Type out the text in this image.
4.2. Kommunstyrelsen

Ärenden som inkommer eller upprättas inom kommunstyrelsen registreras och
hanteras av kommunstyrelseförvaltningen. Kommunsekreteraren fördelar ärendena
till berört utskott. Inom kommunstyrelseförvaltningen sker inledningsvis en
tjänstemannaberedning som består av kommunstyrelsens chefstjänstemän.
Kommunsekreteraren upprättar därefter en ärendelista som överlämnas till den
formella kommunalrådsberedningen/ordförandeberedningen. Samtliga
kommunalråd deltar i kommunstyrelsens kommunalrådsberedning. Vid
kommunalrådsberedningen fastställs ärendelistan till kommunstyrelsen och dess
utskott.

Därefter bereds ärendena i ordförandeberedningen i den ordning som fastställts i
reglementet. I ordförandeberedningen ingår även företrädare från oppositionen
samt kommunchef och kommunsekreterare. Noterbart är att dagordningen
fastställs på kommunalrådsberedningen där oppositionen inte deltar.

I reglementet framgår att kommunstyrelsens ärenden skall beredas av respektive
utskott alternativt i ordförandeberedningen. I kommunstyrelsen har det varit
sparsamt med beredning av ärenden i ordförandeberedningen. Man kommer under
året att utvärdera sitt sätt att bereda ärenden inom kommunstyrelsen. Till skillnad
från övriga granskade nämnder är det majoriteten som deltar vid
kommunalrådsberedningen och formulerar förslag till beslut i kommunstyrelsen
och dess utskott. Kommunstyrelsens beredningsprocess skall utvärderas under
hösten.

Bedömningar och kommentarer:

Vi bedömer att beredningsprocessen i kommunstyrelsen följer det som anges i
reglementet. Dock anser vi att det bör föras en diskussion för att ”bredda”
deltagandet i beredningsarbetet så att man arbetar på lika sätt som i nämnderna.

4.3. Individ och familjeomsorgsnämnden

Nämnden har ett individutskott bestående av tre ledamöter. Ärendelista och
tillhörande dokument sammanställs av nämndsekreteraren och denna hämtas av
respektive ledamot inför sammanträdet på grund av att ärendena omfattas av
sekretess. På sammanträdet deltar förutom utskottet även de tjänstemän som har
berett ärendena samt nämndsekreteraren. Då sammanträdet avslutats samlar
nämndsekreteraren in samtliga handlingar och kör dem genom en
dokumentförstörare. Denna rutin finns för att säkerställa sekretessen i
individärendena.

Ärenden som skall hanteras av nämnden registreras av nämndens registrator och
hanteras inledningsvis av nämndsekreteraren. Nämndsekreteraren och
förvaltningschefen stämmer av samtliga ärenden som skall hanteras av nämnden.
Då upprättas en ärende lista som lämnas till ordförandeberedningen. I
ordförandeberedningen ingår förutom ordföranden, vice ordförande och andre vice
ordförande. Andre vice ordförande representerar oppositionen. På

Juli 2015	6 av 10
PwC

====================

Work to be completed:
Quote the whole listing above, leaving nothing out.

Worked solution:
Type out the text in this image.
4.2. Kommunstyrelsen

Ärenden som inkommer eller upprättas inom kommunstyrelsen registreras och
hanteras av kommunstyrelseförvaltningen. Kommunsekreteraren fördelar ärendena
till berört utskott. Inom kommunstyrelseförvaltningen sker inledningsvis en
tjänstemannaberedning som består av kommunstyrelsens chefstjänstemän.
Kommunsekreteraren upprättar därefter en ärendelista som överlämnas till den
formella kommunalrådsberedningen/ordförandeberedningen. Samtliga
kommunalråd deltar i kommunstyrelsens kommunalrådsberedning. Vid
kommunalrådsberedningen fastställs ärendelistan till kommunstyrelsen och dess
utskott.

Därefter bereds ärendena i ordförandeberedningen i den ordning som fastställts i
reglementet. I ordförandeberedningen ingår även företrädare från oppositionen
samt kommunchef och kommunsekreterare. Noterbart är att dagordningen
fastställs på kommunalrådsberedningen där oppositionen inte deltar.

I reglementet framgår att kommunstyrelsens ärenden skall beredas av respektive
utskott alternativt i ordförandeberedningen. I kommunstyrelsen har det varit
sparsamt med beredning av ärenden i ordförandeberedningen. Man kommer under
året att utvärdera sitt sätt att bereda ärenden inom kommunstyrelsen. Till skillnad
från övriga granskade nämnder är det majoriteten som deltar vid
kommunalrådsberedningen och formulerar förslag till beslut i kommunstyrelsen
och dess utskott. Kommunstyrelsens beredningsprocess skall utvärderas under
hösten.

Bedömningar och kommentarer:

Vi bedömer att beredningsprocessen i kommunstyrelsen följer det som anges i
reglementet. Dock anser vi att det bör föras en diskussion för att ”bredda”
deltagandet i beredningsarbetet så att man arbetar på lika sätt som i nämnderna.

4.3. Individ och familjeomsorgsnämnden

Nämnden har ett individutskott bestående av tre ledamöter. Ärendelista och
tillhörande dokument sammanställs av nämndsekreteraren och denna hämtas av
respektive ledamot inför sammanträdet på grund av att ärendena omfattas av
sekretess. På sammanträdet deltar förutom utskottet även de tjänstemän som har
berett ärendena samt nämndsekreteraren. Då sammanträdet avslutats samlar
nämndsekreteraren in samtliga handlingar och kör dem genom en
dokumentförstörare. Denna rutin finns för att säkerställa sekretessen i
individärendena.

Ärenden som skall hanteras av nämnden registreras av nämndens registrator och
hanteras inledningsvis av nämndsekreteraren. Nämndsekreteraren och
förvaltningschefen stämmer av samtliga ärenden som skall hanteras av nämnden.
Då upprättas en ärende lista som lämnas till ordförandeberedningen. I
ordförandeberedningen ingår förutom ordföranden, vice ordförande och andre vice
ordförande. Andre vice ordförande representerar oppositionen. På

Juli 2015	6 av 10
PwC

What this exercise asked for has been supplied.